The problem => Search the listing for "afraid" and copy every line where it appears.

* begin Data for this task *

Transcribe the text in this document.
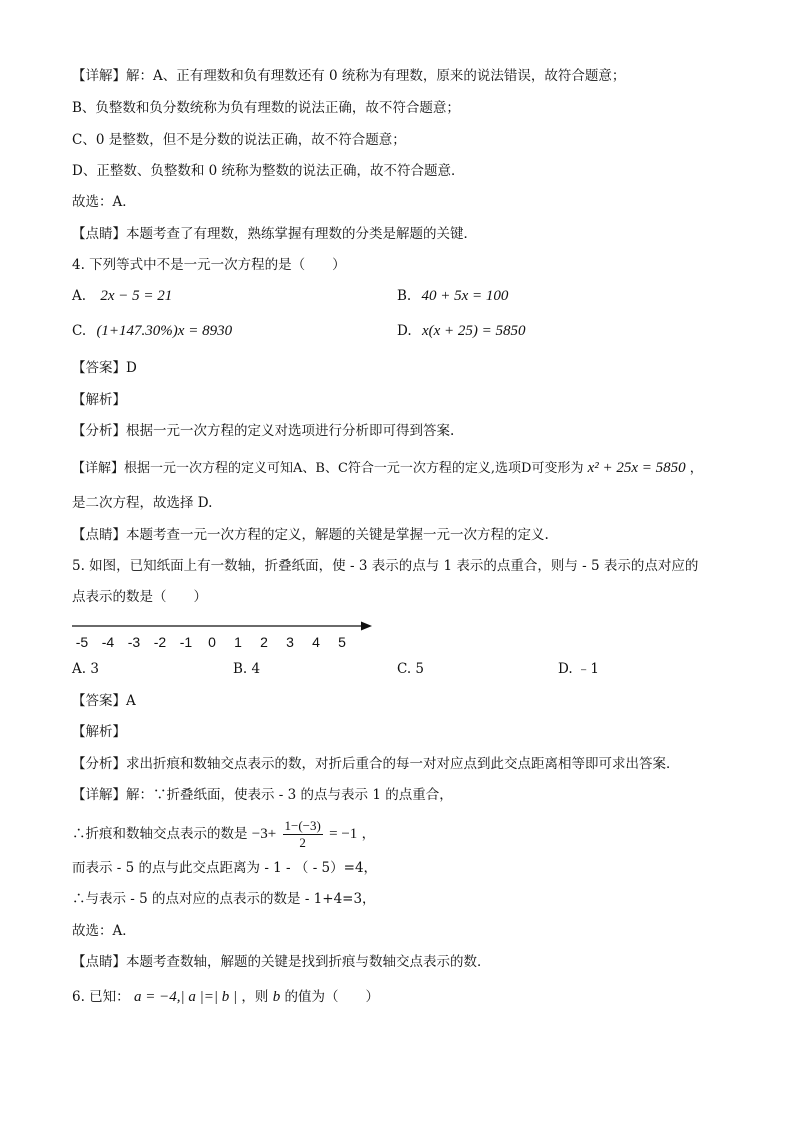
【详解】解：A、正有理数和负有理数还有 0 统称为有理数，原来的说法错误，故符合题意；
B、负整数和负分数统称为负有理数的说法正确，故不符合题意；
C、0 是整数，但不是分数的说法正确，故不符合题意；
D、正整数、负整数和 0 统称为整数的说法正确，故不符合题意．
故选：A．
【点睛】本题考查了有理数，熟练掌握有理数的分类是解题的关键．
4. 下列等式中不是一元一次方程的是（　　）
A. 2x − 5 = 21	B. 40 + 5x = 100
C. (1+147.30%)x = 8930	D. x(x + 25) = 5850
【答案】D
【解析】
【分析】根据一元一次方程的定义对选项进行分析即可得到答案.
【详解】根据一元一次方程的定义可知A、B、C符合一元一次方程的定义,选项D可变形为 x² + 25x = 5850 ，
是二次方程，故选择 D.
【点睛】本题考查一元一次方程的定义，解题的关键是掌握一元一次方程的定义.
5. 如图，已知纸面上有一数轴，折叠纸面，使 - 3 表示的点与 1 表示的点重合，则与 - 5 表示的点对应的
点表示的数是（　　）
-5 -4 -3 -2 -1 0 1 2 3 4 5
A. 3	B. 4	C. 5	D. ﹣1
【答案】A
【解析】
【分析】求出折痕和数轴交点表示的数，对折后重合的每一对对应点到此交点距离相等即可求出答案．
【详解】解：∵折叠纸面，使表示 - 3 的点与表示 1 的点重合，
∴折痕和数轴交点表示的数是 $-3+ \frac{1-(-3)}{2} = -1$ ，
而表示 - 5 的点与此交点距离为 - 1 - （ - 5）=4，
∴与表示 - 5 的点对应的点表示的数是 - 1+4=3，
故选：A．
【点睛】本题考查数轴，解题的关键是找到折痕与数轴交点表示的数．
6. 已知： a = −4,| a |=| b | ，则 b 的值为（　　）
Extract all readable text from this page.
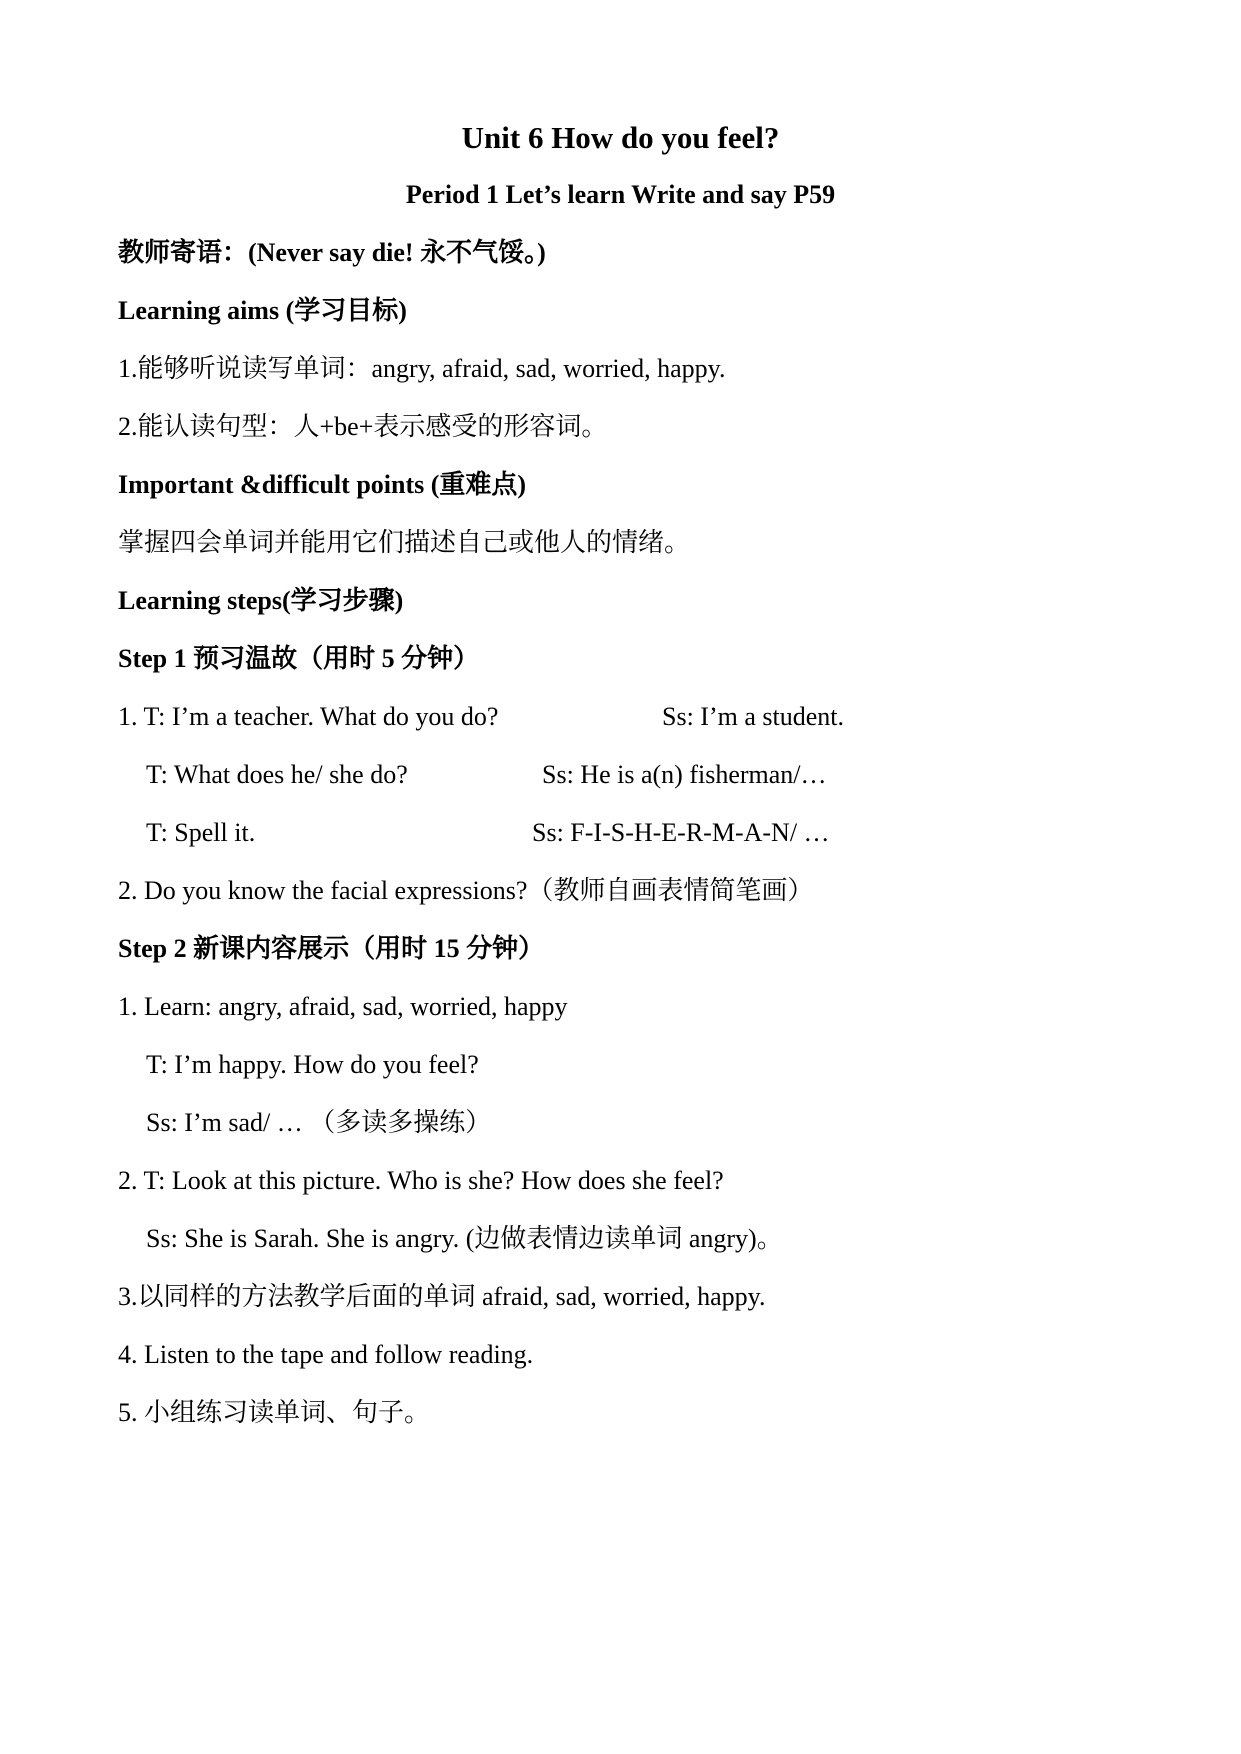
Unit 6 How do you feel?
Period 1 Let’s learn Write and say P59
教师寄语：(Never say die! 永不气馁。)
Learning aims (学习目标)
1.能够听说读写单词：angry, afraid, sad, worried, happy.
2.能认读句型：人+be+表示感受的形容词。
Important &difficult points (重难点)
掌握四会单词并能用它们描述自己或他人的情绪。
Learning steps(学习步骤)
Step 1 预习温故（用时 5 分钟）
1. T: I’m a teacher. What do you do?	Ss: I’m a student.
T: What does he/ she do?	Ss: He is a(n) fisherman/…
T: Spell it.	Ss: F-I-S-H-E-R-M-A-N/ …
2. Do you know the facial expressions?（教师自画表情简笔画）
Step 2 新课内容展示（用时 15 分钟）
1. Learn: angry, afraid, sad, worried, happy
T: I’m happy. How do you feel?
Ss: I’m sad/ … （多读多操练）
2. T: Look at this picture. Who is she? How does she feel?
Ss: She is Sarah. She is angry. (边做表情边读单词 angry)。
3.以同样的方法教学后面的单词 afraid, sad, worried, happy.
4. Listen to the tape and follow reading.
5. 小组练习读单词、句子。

* end Data for this task *

Written response =>
1.能够听说读写单词：angry, afraid, sad, worried, happy.
1. Learn: angry, afraid, sad, worried, happy
3.以同样的方法教学后面的单词 afraid, sad, worried, happy.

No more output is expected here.